### Set task
Reproduce the entries below verbatim, starting at the first line and stopping after the line that contains "period-label: 6 months [525, 625, 597, 642]".

— start Input data —

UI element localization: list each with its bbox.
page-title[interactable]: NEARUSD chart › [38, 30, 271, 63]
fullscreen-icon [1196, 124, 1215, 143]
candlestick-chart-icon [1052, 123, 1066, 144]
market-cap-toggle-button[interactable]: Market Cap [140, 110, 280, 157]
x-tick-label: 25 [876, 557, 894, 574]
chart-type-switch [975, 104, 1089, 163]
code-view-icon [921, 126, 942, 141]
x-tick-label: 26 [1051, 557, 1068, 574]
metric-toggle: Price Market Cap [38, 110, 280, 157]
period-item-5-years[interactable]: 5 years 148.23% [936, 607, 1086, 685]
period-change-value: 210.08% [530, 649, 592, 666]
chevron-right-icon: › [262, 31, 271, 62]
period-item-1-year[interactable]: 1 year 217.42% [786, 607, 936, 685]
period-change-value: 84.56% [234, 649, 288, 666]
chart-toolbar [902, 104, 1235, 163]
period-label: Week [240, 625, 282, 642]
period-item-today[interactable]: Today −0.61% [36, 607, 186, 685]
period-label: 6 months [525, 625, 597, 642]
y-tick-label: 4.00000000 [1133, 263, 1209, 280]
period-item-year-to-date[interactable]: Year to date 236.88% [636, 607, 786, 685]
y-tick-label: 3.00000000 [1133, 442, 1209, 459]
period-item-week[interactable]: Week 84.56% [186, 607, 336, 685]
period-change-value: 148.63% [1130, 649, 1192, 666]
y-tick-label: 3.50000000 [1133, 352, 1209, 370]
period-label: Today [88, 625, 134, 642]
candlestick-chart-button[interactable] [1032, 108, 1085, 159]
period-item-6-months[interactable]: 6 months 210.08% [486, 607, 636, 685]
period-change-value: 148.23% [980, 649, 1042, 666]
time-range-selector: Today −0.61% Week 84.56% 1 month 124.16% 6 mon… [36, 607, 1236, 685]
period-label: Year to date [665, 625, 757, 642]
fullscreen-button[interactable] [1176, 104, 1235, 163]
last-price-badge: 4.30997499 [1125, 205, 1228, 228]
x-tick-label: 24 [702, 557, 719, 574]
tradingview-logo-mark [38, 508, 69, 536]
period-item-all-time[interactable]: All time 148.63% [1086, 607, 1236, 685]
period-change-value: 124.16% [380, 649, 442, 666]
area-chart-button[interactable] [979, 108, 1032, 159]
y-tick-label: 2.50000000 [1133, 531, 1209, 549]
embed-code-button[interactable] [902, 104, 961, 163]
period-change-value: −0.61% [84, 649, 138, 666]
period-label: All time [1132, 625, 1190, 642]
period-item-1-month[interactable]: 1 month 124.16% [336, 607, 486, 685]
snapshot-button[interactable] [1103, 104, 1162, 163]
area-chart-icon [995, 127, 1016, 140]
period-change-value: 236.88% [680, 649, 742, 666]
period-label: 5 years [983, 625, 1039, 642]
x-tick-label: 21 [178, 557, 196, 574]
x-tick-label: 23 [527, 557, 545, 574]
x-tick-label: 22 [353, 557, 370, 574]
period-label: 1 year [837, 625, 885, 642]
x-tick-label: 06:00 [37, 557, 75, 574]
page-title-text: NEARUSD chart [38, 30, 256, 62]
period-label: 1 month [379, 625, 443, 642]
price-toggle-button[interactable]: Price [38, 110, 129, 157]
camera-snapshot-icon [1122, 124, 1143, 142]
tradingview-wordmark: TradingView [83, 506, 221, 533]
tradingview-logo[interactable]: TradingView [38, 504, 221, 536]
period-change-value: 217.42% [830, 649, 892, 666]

— end Input data —

### Solved exercise
UI element localization: list each with its bbox.
page-title[interactable]: NEARUSD chart › [38, 30, 271, 63]
fullscreen-icon [1196, 124, 1215, 143]
candlestick-chart-icon [1052, 123, 1066, 144]
market-cap-toggle-button[interactable]: Market Cap [140, 110, 280, 157]
x-tick-label: 25 [876, 557, 894, 574]
chart-type-switch [975, 104, 1089, 163]
code-view-icon [921, 126, 942, 141]
x-tick-label: 26 [1051, 557, 1068, 574]
metric-toggle: Price Market Cap [38, 110, 280, 157]
period-item-5-years[interactable]: 5 years 148.23% [936, 607, 1086, 685]
period-change-value: 210.08% [530, 649, 592, 666]
chevron-right-icon: › [262, 31, 271, 62]
period-item-1-year[interactable]: 1 year 217.42% [786, 607, 936, 685]
period-change-value: 84.56% [234, 649, 288, 666]
chart-toolbar [902, 104, 1235, 163]
period-label: Week [240, 625, 282, 642]
period-item-today[interactable]: Today −0.61% [36, 607, 186, 685]
period-label: 6 months [525, 625, 597, 642]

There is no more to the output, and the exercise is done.